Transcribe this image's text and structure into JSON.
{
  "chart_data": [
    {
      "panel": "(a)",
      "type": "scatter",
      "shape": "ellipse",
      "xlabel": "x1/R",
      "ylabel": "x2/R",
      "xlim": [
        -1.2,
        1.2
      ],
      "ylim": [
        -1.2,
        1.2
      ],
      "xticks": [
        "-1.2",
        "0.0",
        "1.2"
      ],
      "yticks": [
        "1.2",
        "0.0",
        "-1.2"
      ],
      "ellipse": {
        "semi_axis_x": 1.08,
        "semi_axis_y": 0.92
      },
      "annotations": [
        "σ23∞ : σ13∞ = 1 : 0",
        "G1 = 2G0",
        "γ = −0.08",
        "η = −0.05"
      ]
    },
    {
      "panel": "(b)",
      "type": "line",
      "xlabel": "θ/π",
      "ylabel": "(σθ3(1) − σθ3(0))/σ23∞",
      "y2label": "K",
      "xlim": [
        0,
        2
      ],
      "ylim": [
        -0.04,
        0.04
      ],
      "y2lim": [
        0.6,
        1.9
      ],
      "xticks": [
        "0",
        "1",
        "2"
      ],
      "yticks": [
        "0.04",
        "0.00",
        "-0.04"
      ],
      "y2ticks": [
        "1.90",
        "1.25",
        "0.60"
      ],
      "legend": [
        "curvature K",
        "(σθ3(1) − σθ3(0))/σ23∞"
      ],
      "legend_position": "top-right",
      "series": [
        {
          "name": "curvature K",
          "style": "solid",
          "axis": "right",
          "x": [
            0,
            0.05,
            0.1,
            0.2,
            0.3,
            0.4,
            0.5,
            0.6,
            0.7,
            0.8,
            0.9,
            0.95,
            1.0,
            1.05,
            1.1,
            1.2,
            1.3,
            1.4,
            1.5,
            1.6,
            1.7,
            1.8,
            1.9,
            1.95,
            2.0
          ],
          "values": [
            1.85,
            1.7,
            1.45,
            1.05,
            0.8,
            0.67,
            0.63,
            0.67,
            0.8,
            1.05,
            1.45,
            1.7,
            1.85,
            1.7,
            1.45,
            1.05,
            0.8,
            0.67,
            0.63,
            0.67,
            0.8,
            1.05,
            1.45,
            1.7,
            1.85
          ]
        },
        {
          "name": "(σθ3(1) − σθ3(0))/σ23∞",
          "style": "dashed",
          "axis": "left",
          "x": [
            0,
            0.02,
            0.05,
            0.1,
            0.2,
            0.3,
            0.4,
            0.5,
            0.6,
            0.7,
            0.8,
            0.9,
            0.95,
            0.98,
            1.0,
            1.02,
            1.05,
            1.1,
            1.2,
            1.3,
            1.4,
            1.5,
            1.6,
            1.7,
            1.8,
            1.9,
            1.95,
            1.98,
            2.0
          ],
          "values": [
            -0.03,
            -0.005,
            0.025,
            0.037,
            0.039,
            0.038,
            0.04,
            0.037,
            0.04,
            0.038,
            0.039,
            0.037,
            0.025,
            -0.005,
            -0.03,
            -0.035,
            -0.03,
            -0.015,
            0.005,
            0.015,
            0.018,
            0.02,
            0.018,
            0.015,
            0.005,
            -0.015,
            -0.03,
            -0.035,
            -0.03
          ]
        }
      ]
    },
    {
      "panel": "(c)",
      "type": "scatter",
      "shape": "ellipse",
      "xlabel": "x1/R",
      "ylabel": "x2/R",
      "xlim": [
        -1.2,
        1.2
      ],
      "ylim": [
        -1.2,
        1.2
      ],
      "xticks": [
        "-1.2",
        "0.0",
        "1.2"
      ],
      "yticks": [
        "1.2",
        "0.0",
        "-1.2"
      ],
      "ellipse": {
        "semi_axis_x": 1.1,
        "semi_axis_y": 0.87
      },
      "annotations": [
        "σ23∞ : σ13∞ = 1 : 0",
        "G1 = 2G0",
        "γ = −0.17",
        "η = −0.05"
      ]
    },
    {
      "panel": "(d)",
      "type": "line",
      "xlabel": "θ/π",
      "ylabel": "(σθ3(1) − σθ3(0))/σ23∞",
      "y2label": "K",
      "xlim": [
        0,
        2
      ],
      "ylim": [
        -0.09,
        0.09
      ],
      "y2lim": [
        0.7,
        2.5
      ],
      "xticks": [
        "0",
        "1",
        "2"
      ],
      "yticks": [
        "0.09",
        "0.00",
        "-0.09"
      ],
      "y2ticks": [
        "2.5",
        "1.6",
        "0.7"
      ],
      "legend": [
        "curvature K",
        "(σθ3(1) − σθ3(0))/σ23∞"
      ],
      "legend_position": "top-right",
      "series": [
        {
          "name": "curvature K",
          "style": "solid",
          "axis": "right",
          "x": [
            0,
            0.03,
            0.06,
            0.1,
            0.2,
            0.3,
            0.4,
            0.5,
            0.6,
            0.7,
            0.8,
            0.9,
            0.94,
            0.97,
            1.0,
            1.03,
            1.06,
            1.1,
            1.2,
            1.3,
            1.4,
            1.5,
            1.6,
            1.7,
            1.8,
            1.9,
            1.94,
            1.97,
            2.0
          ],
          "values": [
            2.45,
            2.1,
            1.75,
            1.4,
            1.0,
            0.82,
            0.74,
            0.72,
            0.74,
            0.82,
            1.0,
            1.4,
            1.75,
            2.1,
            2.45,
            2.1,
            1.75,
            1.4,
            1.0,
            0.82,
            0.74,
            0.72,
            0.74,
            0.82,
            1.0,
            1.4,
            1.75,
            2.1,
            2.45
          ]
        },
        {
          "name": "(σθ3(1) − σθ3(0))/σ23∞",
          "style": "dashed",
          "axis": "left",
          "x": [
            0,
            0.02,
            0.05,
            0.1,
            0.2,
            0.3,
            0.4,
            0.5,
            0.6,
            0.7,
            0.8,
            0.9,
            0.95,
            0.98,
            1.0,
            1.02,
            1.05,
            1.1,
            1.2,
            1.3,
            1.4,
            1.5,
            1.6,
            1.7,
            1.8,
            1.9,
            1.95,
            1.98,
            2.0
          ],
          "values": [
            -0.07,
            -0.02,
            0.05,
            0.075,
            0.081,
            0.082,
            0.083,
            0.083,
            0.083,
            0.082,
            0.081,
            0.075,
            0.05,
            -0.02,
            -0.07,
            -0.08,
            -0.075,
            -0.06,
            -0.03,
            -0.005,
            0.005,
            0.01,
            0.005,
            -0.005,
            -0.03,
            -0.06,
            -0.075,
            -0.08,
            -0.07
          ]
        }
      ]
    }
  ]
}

* * * * * * * * *

▶ WHAT THIS TASK INVOLVES:
All of the material must be reproduced exactly.

▶ EXERCISE OUTPUT:
Transcribe this image's text and structure into JSON.
{
  "chart_data": [
    {
      "panel": "(a)",
      "type": "scatter",
      "shape": "ellipse",
      "xlabel": "x1/R",
      "ylabel": "x2/R",
      "xlim": [
        -1.2,
        1.2
      ],
      "ylim": [
        -1.2,
        1.2
      ],
      "xticks": [
        "-1.2",
        "0.0",
        "1.2"
      ],
      "yticks": [
        "1.2",
        "0.0",
        "-1.2"
      ],
      "ellipse": {
        "semi_axis_x": 1.08,
        "semi_axis_y": 0.92
      },
      "annotations": [
        "σ23∞ : σ13∞ = 1 : 0",
        "G1 = 2G0",
        "γ = −0.08",
        "η = −0.05"
      ]
    },
    {
      "panel": "(b)",
      "type": "line",
      "xlabel": "θ/π",
      "ylabel": "(σθ3(1) − σθ3(0))/σ23∞",
      "y2label": "K",
      "xlim": [
        0,
        2
      ],
      "ylim": [
        -0.04,
        0.04
      ],
      "y2lim": [
        0.6,
        1.9
      ],
      "xticks": [
        "0",
        "1",
        "2"
      ],
      "yticks": [
        "0.04",
        "0.00",
        "-0.04"
      ],
      "y2ticks": [
        "1.90",
        "1.25",
        "0.60"
      ],
      "legend": [
        "curvature K",
        "(σθ3(1) − σθ3(0))/σ23∞"
      ],
      "legend_position": "top-right",
      "series": [
        {
          "name": "curvature K",
          "style": "solid",
          "axis": "right",
          "x": [
            0,
            0.05,
            0.1,
            0.2,
            0.3,
            0.4,
            0.5,
            0.6,
            0.7,
            0.8,
            0.9,
            0.95,
            1.0,
            1.05,
            1.1,
            1.2,
            1.3,
            1.4,
            1.5,
            1.6,
            1.7,
            1.8,
            1.9,
            1.95,
            2.0
          ],
          "values": [
            1.85,
            1.7,
            1.45,
            1.05,
            0.8,
            0.67,
            0.63,
            0.67,
            0.8,
            1.05,
            1.45,
            1.7,
            1.85,
            1.7,
            1.45,
            1.05,
            0.8,
            0.67,
            0.63,
            0.67,
            0.8,
            1.05,
            1.45,
            1.7,
            1.85
          ]
        },
        {
          "name": "(σθ3(1) − σθ3(0))/σ23∞",
          "style": "dashed",
          "axis": "left",
          "x": [
            0,
            0.02,
            0.05,
            0.1,
            0.2,
            0.3,
            0.4,
            0.5,
            0.6,
            0.7,
            0.8,
            0.9,
            0.95,
            0.98,
            1.0,
            1.02,
            1.05,
            1.1,
            1.2,
            1.3,
            1.4,
            1.5,
            1.6,
            1.7,
            1.8,
            1.9,
            1.95,
            1.98,
            2.0
          ],
          "values": [
            -0.03,
            -0.005,
            0.025,
            0.037,
            0.039,
            0.038,
            0.04,
            0.037,
            0.04,
            0.038,
            0.039,
            0.037,
            0.025,
            -0.005,
            -0.03,
            -0.035,
            -0.03,
            -0.015,
            0.005,
            0.015,
            0.018,
            0.02,
            0.018,
            0.015,
            0.005,
            -0.015,
            -0.03,
            -0.035,
            -0.03
          ]
        }
      ]
    },
    {
      "panel": "(c)",
      "type": "scatter",
      "shape": "ellipse",
      "xlabel": "x1/R",
      "ylabel": "x2/R",
      "xlim": [
        -1.2,
        1.2
      ],
      "ylim": [
        -1.2,
        1.2
      ],
      "xticks": [
        "-1.2",
        "0.0",
        "1.2"
      ],
      "yticks": [
        "1.2",
        "0.0",
        "-1.2"
      ],
      "ellipse": {
        "semi_axis_x": 1.1,
        "semi_axis_y": 0.87
      },
      "annotations": [
        "σ23∞ : σ13∞ = 1 : 0",
        "G1 = 2G0",
        "γ = −0.17",
        "η = −0.05"
      ]
    },
    {
      "panel": "(d)",
      "type": "line",
      "xlabel": "θ/π",
      "ylabel": "(σθ3(1) − σθ3(0))/σ23∞",
      "y2label": "K",
      "xlim": [
        0,
        2
      ],
      "ylim": [
        -0.09,
        0.09
      ],
      "y2lim": [
        0.7,
        2.5
      ],
      "xticks": [
        "0",
        "1",
        "2"
      ],
      "yticks": [
        "0.09",
        "0.00",
        "-0.09"
      ],
      "y2ticks": [
        "2.5",
        "1.6",
        "0.7"
      ],
      "legend": [
        "curvature K",
        "(σθ3(1) − σθ3(0))/σ23∞"
      ],
      "legend_position": "top-right",
      "series": [
        {
          "name": "curvature K",
          "style": "solid",
          "axis": "right",
          "x": [
            0,
            0.03,
            0.06,
            0.1,
            0.2,
            0.3,
            0.4,
            0.5,
            0.6,
            0.7,
            0.8,
            0.9,
            0.94,
            0.97,
            1.0,
            1.03,
            1.06,
            1.1,
            1.2,
            1.3,
            1.4,
            1.5,
            1.6,
            1.7,
            1.8,
            1.9,
            1.94,
            1.97,
            2.0
          ],
          "values": [
            2.45,
            2.1,
            1.75,
            1.4,
            1.0,
            0.82,
            0.74,
            0.72,
            0.74,
            0.82,
            1.0,
            1.4,
            1.75,
            2.1,
            2.45,
            2.1,
            1.75,
            1.4,
            1.0,
            0.82,
            0.74,
            0.72,
            0.74,
            0.82,
            1.0,
            1.4,
            1.75,
            2.1,
            2.45
          ]
        },
        {
          "name": "(σθ3(1) − σθ3(0))/σ23∞",
          "style": "dashed",
          "axis": "left",
          "x": [
            0,
            0.02,
            0.05,
            0.1,
            0.2,
            0.3,
            0.4,
            0.5,
            0.6,
            0.7,
            0.8,
            0.9,
            0.95,
            0.98,
            1.0,
            1.02,
            1.05,
            1.1,
            1.2,
            1.3,
            1.4,
            1.5,
            1.6,
            1.7,
            1.8,
            1.9,
            1.95,
            1.98,
            2.0
          ],
          "values": [
            -0.07,
            -0.02,
            0.05,
            0.075,
            0.081,
            0.082,
            0.083,
            0.083,
            0.083,
            0.082,
            0.081,
            0.075,
            0.05,
            -0.02,
            -0.07,
            -0.08,
            -0.075,
            -0.06,
            -0.03,
            -0.005,
            0.005,
            0.01,
            0.005,
            -0.005,
            -0.03,
            -0.06,
            -0.075,
            -0.08,
            -0.07
          ]
        }
      ]
    }
  ]
}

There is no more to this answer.